▸ **Task goal**: In the records below, find each line containing the word "screenshot" and copy it.

begin Listing

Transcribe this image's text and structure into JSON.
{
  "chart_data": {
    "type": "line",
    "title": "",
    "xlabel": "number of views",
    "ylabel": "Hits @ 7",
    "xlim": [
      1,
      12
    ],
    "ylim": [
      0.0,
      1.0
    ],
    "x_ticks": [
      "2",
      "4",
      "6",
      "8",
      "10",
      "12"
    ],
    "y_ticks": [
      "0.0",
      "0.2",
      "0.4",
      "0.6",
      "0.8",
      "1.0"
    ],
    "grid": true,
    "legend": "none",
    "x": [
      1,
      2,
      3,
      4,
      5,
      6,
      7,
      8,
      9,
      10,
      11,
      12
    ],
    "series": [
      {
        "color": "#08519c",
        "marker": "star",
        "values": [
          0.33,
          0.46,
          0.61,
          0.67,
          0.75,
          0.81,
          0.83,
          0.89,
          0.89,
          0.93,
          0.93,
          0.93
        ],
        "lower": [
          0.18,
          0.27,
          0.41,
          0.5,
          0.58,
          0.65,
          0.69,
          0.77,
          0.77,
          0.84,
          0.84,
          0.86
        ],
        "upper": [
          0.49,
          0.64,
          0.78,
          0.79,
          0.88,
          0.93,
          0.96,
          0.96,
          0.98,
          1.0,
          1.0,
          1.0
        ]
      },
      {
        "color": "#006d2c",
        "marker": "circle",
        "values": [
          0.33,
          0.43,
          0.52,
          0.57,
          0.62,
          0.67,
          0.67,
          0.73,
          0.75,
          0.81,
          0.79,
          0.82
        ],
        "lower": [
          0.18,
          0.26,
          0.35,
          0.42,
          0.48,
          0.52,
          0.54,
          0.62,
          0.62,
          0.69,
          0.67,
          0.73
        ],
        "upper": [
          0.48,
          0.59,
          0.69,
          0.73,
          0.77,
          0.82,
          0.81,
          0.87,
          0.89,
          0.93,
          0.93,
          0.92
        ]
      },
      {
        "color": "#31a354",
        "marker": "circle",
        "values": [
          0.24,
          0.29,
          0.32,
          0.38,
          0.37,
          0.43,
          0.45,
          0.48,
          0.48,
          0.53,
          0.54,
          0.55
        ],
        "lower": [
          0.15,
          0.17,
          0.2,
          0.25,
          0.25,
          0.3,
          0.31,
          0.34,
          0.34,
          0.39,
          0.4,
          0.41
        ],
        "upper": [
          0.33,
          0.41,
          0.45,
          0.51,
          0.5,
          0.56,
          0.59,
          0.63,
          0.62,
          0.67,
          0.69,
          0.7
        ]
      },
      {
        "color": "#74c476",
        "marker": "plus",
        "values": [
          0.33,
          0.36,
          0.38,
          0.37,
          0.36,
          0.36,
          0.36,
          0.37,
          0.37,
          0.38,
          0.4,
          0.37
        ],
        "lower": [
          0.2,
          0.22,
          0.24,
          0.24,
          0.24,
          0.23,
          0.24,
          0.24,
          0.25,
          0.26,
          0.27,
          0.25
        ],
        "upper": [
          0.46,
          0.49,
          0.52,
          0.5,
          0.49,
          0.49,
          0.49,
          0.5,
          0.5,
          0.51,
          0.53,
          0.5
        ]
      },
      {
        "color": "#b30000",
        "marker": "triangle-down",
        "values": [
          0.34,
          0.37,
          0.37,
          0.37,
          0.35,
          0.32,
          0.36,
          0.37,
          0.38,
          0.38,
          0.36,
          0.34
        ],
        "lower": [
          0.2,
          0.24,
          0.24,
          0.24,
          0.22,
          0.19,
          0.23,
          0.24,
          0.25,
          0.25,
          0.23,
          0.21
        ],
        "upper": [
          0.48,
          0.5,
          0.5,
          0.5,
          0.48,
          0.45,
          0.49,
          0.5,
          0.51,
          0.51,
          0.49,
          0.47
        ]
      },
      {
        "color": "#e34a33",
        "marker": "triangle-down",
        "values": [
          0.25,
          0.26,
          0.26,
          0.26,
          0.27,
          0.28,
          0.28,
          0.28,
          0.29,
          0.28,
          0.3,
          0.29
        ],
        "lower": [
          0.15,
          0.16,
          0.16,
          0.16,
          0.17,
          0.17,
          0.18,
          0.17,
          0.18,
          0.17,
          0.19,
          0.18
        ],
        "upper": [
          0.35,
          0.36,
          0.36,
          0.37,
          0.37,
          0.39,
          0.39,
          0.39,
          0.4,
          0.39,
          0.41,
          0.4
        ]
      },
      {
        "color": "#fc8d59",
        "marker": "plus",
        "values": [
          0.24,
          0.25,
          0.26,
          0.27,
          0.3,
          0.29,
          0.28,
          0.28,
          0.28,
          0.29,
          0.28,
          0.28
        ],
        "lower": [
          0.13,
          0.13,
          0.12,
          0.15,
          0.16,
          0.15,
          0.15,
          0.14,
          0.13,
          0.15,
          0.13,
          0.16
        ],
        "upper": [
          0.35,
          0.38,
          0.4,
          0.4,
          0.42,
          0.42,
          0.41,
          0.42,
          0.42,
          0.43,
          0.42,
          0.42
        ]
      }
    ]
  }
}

end Listing
begin Listing

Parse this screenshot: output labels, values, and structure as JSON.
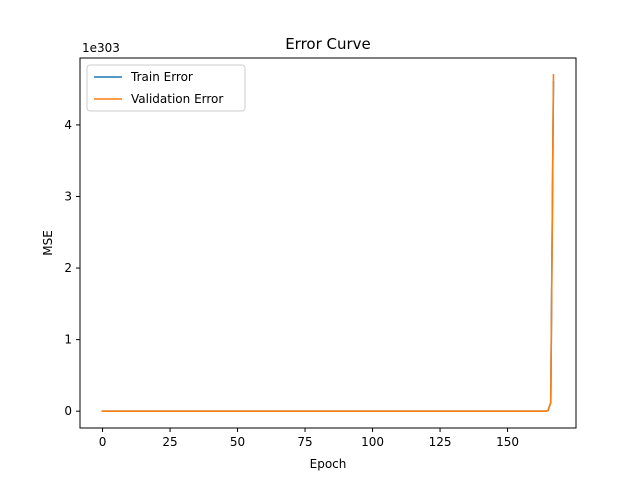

end Listing
begin Listing

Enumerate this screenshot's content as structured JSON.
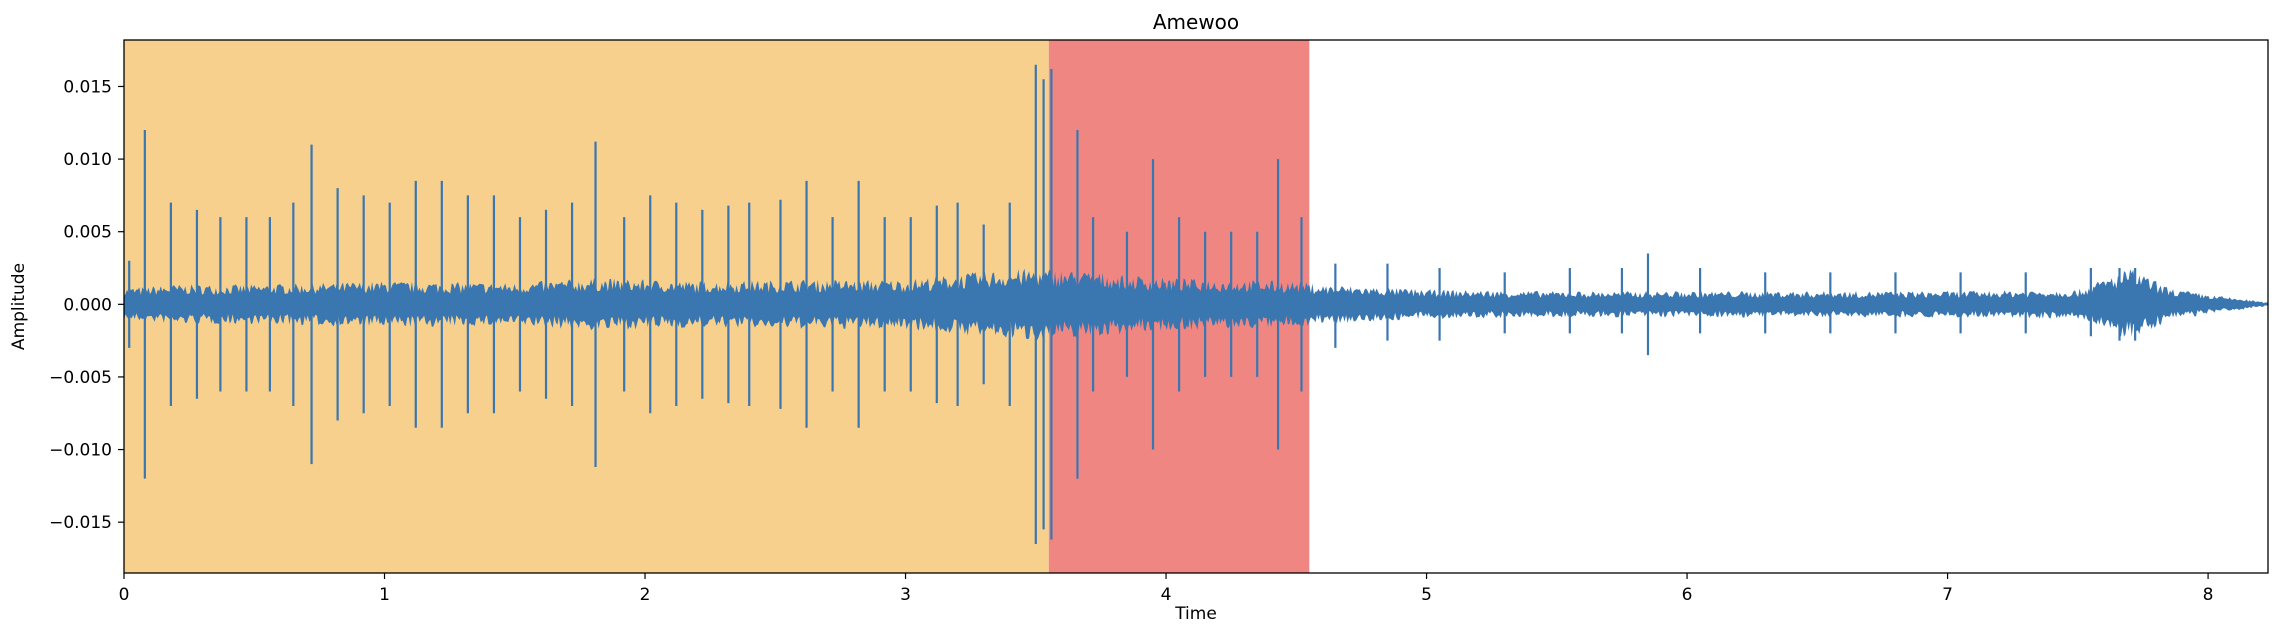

end Listing

▸ **Result**:
Parse this screenshot: output labels, values, and structure as JSON.
Enumerate this screenshot's content as structured JSON.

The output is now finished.